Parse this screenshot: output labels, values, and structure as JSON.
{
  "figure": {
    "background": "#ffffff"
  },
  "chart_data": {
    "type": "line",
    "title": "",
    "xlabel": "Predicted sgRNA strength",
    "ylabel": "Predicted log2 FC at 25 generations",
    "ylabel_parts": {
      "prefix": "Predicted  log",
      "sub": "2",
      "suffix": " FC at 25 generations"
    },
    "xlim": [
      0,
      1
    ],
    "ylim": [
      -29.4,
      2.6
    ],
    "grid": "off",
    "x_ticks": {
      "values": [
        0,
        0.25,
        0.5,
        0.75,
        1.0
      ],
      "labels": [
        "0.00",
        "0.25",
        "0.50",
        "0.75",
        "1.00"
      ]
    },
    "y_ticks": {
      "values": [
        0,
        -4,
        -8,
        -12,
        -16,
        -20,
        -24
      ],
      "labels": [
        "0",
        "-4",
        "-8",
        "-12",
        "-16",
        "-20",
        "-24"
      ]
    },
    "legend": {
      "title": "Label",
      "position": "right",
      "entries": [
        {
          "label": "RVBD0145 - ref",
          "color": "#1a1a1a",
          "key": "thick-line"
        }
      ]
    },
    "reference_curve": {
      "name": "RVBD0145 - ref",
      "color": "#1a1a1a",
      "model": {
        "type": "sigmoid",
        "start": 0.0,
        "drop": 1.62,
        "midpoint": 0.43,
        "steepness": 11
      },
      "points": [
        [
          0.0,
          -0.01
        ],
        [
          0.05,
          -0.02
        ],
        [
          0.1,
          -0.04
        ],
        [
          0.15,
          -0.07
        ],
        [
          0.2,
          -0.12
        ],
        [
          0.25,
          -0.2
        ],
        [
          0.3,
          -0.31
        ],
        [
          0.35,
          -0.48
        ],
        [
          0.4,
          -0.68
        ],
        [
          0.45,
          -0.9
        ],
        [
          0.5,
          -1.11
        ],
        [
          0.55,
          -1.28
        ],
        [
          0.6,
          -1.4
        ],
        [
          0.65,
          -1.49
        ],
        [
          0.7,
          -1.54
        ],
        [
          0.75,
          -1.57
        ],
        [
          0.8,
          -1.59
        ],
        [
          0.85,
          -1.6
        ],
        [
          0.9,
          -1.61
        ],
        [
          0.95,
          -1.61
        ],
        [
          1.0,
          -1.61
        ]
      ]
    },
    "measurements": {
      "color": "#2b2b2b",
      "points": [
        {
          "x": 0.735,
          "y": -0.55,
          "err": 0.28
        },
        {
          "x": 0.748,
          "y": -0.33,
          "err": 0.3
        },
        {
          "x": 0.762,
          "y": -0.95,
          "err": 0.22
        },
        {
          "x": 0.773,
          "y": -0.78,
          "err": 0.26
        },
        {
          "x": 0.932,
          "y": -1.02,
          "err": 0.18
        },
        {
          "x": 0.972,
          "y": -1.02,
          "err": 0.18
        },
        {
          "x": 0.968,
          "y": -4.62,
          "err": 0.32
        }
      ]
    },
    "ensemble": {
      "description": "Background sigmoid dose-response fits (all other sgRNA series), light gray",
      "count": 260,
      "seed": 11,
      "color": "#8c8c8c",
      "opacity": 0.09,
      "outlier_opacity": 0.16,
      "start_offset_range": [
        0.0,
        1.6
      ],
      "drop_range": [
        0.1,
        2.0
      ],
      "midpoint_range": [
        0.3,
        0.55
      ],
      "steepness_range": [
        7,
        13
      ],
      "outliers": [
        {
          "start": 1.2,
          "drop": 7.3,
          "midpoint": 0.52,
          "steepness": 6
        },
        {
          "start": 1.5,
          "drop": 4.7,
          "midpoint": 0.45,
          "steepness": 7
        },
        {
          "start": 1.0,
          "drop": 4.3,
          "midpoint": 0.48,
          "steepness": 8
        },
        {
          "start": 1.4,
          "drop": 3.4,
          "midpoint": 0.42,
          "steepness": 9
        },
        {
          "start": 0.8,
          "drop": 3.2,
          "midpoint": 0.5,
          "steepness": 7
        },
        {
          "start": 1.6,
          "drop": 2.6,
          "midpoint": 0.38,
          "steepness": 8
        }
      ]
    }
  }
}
-.-.-
__What needs to be done__.
Look for lines containing the string "generations" and copy them all.

__Answer__.
    "ylabel": "Predicted log2 FC at 25 generations",
      "suffix": " FC at 25 generations"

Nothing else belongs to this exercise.